INPUT ROWS –
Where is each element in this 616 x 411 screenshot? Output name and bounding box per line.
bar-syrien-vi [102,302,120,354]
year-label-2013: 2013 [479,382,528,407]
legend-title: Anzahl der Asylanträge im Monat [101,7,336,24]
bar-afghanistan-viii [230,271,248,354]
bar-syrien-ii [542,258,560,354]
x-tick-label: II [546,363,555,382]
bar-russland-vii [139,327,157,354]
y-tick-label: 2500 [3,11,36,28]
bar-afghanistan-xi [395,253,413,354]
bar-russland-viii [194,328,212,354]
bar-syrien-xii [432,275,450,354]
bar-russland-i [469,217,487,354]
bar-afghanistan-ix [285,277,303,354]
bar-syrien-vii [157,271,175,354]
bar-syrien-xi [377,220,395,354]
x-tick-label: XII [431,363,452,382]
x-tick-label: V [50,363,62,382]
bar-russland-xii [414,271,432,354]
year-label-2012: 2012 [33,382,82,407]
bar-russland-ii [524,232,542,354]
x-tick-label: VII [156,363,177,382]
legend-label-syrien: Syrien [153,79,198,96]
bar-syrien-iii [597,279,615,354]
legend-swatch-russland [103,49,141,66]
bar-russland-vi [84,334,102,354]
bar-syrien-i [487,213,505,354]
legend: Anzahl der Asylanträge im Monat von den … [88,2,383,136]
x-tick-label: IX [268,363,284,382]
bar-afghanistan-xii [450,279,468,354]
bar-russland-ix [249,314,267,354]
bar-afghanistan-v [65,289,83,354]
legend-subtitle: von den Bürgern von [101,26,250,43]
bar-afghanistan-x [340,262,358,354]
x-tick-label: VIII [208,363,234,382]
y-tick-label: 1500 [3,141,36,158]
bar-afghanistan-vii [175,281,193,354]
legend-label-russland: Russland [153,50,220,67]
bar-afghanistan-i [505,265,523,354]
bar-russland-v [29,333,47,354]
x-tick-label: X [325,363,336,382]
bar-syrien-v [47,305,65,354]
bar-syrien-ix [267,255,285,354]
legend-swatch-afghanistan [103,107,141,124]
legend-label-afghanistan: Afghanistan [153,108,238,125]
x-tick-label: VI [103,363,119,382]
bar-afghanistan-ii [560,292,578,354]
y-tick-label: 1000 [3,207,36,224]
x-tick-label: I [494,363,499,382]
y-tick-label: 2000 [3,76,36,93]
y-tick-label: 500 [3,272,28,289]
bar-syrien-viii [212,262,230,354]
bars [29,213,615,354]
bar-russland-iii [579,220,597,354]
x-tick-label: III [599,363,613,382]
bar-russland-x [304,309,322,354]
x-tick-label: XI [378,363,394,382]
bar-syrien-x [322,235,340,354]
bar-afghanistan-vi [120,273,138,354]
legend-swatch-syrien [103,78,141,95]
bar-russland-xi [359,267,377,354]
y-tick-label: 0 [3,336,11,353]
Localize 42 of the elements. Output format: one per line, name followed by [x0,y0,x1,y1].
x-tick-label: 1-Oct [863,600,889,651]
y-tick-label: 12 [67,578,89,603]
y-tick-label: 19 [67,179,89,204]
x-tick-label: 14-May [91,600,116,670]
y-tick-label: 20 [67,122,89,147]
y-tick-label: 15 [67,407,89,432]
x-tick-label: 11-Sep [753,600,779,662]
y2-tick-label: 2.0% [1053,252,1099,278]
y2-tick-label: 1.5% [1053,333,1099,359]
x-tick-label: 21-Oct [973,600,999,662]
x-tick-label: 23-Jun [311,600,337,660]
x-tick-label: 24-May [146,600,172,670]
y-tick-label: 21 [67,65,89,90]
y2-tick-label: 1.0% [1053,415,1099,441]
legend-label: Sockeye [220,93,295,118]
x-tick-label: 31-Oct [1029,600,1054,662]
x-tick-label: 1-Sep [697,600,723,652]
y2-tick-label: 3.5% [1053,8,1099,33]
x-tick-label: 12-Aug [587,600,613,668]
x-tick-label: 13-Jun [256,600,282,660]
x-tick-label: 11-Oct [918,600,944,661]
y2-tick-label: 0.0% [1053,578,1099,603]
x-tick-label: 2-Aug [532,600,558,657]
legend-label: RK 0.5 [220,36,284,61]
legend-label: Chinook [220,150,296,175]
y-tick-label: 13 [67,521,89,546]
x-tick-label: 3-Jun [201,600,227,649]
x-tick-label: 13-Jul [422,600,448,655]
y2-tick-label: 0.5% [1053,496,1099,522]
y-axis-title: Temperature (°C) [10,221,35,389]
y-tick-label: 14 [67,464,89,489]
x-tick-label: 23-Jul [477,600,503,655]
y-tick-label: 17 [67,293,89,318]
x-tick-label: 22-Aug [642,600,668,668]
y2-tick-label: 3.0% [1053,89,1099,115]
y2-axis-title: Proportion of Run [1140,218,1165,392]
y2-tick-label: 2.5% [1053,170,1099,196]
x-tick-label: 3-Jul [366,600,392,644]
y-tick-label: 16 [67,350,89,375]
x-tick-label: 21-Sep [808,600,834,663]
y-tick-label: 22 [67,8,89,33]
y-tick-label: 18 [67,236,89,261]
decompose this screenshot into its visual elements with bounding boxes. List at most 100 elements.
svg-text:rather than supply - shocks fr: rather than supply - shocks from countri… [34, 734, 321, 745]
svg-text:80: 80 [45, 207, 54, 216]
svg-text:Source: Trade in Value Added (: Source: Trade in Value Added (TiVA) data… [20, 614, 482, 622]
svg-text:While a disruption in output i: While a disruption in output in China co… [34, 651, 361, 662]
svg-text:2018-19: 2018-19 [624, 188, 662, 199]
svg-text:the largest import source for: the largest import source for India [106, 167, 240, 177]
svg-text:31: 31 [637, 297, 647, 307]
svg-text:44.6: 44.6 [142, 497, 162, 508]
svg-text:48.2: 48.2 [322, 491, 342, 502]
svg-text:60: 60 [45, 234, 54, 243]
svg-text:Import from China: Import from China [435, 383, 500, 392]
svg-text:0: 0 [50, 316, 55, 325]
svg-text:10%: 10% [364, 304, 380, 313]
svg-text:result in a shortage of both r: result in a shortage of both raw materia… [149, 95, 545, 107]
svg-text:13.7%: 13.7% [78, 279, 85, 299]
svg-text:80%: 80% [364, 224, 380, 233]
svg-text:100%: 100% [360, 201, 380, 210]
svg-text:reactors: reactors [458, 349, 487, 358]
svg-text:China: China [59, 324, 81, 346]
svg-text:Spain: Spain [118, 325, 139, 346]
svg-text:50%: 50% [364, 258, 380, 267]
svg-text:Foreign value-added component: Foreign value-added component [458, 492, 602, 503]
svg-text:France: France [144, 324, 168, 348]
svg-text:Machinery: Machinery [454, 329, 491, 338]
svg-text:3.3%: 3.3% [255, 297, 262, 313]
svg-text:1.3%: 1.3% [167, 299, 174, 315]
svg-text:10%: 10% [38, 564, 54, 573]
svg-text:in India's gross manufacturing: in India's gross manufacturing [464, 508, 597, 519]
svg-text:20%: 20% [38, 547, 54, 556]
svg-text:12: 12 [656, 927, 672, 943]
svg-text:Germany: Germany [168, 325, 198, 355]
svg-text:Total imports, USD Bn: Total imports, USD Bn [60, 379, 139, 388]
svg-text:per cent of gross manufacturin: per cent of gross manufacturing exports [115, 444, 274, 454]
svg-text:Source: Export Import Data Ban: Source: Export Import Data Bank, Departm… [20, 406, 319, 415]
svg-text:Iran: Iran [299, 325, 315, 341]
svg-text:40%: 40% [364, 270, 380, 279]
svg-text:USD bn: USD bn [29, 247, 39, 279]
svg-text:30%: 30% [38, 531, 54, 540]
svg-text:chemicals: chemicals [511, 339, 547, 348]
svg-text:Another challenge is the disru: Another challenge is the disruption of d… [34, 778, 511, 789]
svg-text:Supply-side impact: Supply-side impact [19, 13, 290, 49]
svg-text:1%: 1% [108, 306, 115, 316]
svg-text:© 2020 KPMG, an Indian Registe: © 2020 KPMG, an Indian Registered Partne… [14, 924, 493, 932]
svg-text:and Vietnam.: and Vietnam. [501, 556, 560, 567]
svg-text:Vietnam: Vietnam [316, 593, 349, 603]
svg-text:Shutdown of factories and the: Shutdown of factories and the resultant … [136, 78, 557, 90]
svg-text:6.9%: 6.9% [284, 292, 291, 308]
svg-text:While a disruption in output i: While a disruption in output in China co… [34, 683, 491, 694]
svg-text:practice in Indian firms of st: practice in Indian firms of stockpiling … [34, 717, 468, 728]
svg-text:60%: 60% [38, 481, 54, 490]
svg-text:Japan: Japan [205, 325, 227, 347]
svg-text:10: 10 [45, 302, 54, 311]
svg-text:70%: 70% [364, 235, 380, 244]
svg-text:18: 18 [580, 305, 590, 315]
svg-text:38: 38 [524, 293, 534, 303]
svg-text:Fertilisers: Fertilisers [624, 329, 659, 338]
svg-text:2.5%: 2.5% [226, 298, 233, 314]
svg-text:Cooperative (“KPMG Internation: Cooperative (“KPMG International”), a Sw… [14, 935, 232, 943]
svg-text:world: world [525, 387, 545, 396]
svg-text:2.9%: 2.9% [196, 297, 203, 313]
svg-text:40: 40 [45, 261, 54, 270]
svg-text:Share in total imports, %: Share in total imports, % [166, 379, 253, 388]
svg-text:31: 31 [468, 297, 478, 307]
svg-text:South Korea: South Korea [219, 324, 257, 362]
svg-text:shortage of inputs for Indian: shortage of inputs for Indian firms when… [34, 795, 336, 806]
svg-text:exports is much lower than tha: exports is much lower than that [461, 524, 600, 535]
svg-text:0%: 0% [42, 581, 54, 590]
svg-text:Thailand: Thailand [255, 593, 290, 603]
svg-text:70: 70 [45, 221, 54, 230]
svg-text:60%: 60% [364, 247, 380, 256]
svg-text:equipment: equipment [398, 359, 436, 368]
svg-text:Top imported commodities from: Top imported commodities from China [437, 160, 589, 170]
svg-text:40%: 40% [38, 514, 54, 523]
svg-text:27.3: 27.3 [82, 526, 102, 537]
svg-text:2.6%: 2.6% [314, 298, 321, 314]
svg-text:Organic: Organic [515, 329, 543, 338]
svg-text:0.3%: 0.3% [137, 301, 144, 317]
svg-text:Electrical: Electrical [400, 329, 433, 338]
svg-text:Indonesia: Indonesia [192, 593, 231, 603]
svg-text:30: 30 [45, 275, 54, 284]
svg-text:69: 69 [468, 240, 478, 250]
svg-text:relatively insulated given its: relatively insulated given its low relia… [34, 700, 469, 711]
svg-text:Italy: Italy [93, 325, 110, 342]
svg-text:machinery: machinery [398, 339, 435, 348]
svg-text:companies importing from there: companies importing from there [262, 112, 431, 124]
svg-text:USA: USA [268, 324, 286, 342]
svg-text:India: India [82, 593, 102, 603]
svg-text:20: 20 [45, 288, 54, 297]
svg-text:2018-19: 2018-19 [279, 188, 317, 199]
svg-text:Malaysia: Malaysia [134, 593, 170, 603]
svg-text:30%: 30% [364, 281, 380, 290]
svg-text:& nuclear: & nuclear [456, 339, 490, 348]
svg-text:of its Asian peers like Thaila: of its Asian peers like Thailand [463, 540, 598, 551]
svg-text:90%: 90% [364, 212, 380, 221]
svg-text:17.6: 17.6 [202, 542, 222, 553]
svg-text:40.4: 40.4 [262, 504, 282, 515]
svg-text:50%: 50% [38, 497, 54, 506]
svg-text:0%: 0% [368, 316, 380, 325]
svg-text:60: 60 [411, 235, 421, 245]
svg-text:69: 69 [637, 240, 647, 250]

EXERCISE –
How many lines of the records contain the string "shortage"? Case counts. Reply with the number alone.

COMPLETED EXERCISE –
2